• What this task involves:
Return the listing below in full, with every line exactly as it is.

========================================

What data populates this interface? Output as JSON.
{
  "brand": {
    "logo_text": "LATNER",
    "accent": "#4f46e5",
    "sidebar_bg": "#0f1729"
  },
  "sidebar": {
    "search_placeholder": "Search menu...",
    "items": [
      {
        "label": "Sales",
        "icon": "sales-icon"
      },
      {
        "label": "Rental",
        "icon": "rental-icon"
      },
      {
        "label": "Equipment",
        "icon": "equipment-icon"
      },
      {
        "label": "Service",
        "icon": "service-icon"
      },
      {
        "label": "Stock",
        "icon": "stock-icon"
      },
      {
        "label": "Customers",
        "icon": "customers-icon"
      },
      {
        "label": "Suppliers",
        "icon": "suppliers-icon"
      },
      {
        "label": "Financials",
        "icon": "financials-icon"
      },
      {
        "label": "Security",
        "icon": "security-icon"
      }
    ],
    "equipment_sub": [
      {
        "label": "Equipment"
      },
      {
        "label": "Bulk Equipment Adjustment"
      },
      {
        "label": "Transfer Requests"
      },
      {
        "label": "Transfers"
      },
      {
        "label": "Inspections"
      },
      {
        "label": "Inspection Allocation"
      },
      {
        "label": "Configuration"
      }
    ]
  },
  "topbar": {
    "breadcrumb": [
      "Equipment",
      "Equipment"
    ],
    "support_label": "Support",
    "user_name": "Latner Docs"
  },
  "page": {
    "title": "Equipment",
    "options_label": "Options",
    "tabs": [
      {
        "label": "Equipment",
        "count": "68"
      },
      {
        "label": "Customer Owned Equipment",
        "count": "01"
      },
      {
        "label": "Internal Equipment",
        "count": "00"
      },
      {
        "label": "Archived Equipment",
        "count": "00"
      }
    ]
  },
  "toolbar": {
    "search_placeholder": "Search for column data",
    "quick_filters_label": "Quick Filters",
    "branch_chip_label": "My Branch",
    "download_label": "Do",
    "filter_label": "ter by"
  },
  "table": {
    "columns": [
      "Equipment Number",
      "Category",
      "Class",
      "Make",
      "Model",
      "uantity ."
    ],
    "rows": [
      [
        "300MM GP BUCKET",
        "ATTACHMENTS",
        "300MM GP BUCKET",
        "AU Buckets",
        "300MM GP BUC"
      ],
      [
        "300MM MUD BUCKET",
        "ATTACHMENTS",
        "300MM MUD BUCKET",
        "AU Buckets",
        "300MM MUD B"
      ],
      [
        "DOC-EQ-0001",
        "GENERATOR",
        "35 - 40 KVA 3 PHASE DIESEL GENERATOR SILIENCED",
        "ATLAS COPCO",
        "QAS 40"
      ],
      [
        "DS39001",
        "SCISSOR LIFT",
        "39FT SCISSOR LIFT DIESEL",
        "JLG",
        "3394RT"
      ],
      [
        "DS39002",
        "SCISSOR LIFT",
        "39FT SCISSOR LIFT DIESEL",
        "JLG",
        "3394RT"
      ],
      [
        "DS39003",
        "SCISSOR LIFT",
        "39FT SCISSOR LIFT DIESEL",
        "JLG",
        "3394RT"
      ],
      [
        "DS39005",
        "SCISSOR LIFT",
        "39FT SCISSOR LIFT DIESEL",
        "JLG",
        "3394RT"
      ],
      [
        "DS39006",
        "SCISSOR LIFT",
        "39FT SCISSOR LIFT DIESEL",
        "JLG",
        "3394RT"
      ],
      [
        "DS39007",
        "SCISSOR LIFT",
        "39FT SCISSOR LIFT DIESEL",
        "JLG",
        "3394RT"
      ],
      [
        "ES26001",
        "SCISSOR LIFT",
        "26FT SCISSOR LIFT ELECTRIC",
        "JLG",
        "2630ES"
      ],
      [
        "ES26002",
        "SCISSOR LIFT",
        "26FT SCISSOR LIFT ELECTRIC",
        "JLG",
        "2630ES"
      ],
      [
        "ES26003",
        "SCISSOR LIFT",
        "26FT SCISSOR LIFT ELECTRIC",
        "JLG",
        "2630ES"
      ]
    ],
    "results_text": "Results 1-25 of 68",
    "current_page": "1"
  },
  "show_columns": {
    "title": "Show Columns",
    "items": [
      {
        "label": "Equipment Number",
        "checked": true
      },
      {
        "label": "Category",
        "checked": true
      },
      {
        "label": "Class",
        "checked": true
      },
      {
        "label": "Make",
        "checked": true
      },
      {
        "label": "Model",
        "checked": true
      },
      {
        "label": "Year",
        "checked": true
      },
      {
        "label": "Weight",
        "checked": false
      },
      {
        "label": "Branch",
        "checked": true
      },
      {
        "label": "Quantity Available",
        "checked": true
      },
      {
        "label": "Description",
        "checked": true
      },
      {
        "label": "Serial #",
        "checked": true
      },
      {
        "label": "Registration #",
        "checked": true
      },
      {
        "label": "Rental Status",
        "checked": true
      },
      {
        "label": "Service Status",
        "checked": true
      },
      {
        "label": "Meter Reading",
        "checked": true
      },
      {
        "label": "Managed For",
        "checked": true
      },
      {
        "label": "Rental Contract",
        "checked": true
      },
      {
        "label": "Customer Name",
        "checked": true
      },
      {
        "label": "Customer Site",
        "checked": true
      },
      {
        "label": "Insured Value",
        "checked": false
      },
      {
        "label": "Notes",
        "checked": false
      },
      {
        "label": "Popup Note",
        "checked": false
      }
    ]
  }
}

========================================

• Task answer:
What data populates this interface? Output as JSON.
{
  "brand": {
    "logo_text": "LATNER",
    "accent": "#4f46e5",
    "sidebar_bg": "#0f1729"
  },
  "sidebar": {
    "search_placeholder": "Search menu...",
    "items": [
      {
        "label": "Sales",
        "icon": "sales-icon"
      },
      {
        "label": "Rental",
        "icon": "rental-icon"
      },
      {
        "label": "Equipment",
        "icon": "equipment-icon"
      },
      {
        "label": "Service",
        "icon": "service-icon"
      },
      {
        "label": "Stock",
        "icon": "stock-icon"
      },
      {
        "label": "Customers",
        "icon": "customers-icon"
      },
      {
        "label": "Suppliers",
        "icon": "suppliers-icon"
      },
      {
        "label": "Financials",
        "icon": "financials-icon"
      },
      {
        "label": "Security",
        "icon": "security-icon"
      }
    ],
    "equipment_sub": [
      {
        "label": "Equipment"
      },
      {
        "label": "Bulk Equipment Adjustment"
      },
      {
        "label": "Transfer Requests"
      },
      {
        "label": "Transfers"
      },
      {
        "label": "Inspections"
      },
      {
        "label": "Inspection Allocation"
      },
      {
        "label": "Configuration"
      }
    ]
  },
  "topbar": {
    "breadcrumb": [
      "Equipment",
      "Equipment"
    ],
    "support_label": "Support",
    "user_name": "Latner Docs"
  },
  "page": {
    "title": "Equipment",
    "options_label": "Options",
    "tabs": [
      {
        "label": "Equipment",
        "count": "68"
      },
      {
        "label": "Customer Owned Equipment",
        "count": "01"
      },
      {
        "label": "Internal Equipment",
        "count": "00"
      },
      {
        "label": "Archived Equipment",
        "count": "00"
      }
    ]
  },
  "toolbar": {
    "search_placeholder": "Search for column data",
    "quick_filters_label": "Quick Filters",
    "branch_chip_label": "My Branch",
    "download_label": "Do",
    "filter_label": "ter by"
  },
  "table": {
    "columns": [
      "Equipment Number",
      "Category",
      "Class",
      "Make",
      "Model",
      "uantity ."
    ],
    "rows": [
      [
        "300MM GP BUCKET",
        "ATTACHMENTS",
        "300MM GP BUCKET",
        "AU Buckets",
        "300MM GP BUC"
      ],
      [
        "300MM MUD BUCKET",
        "ATTACHMENTS",
        "300MM MUD BUCKET",
        "AU Buckets",
        "300MM MUD B"
      ],
      [
        "DOC-EQ-0001",
        "GENERATOR",
        "35 - 40 KVA 3 PHASE DIESEL GENERATOR SILIENCED",
        "ATLAS COPCO",
        "QAS 40"
      ],
      [
        "DS39001",
        "SCISSOR LIFT",
        "39FT SCISSOR LIFT DIESEL",
        "JLG",
        "3394RT"
      ],
      [
        "DS39002",
        "SCISSOR LIFT",
        "39FT SCISSOR LIFT DIESEL",
        "JLG",
        "3394RT"
      ],
      [
        "DS39003",
        "SCISSOR LIFT",
        "39FT SCISSOR LIFT DIESEL",
        "JLG",
        "3394RT"
      ],
      [
        "DS39005",
        "SCISSOR LIFT",
        "39FT SCISSOR LIFT DIESEL",
        "JLG",
        "3394RT"
      ],
      [
        "DS39006",
        "SCISSOR LIFT",
        "39FT SCISSOR LIFT DIESEL",
        "JLG",
        "3394RT"
      ],
      [
        "DS39007",
        "SCISSOR LIFT",
        "39FT SCISSOR LIFT DIESEL",
        "JLG",
        "3394RT"
      ],
      [
        "ES26001",
        "SCISSOR LIFT",
        "26FT SCISSOR LIFT ELECTRIC",
        "JLG",
        "2630ES"
      ],
      [
        "ES26002",
        "SCISSOR LIFT",
        "26FT SCISSOR LIFT ELECTRIC",
        "JLG",
        "2630ES"
      ],
      [
        "ES26003",
        "SCISSOR LIFT",
        "26FT SCISSOR LIFT ELECTRIC",
        "JLG",
        "2630ES"
      ]
    ],
    "results_text": "Results 1-25 of 68",
    "current_page": "1"
  },
  "show_columns": {
    "title": "Show Columns",
    "items": [
      {
        "label": "Equipment Number",
        "checked": true
      },
      {
        "label": "Category",
        "checked": true
      },
      {
        "label": "Class",
        "checked": true
      },
      {
        "label": "Make",
        "checked": true
      },
      {
        "label": "Model",
        "checked": true
      },
      {
        "label": "Year",
        "checked": true
      },
      {
        "label": "Weight",
        "checked": false
      },
      {
        "label": "Branch",
        "checked": true
      },
      {
        "label": "Quantity Available",
        "checked": true
      },
      {
        "label": "Description",
        "checked": true
      },
      {
        "label": "Serial #",
        "checked": true
      },
      {
        "label": "Registration #",
        "checked": true
      },
      {
        "label": "Rental Status",
        "checked": true
      },
      {
        "label": "Service Status",
        "checked": true
      },
      {
        "label": "Meter Reading",
        "checked": true
      },
      {
        "label": "Managed For",
        "checked": true
      },
      {
        "label": "Rental Contract",
        "checked": true
      },
      {
        "label": "Customer Name",
        "checked": true
      },
      {
        "label": "Customer Site",
        "checked": true
      },
      {
        "label": "Insured Value",
        "checked": false
      },
      {
        "label": "Notes",
        "checked": false
      },
      {
        "label": "Popup Note",
        "checked": false
      }
    ]
  }
}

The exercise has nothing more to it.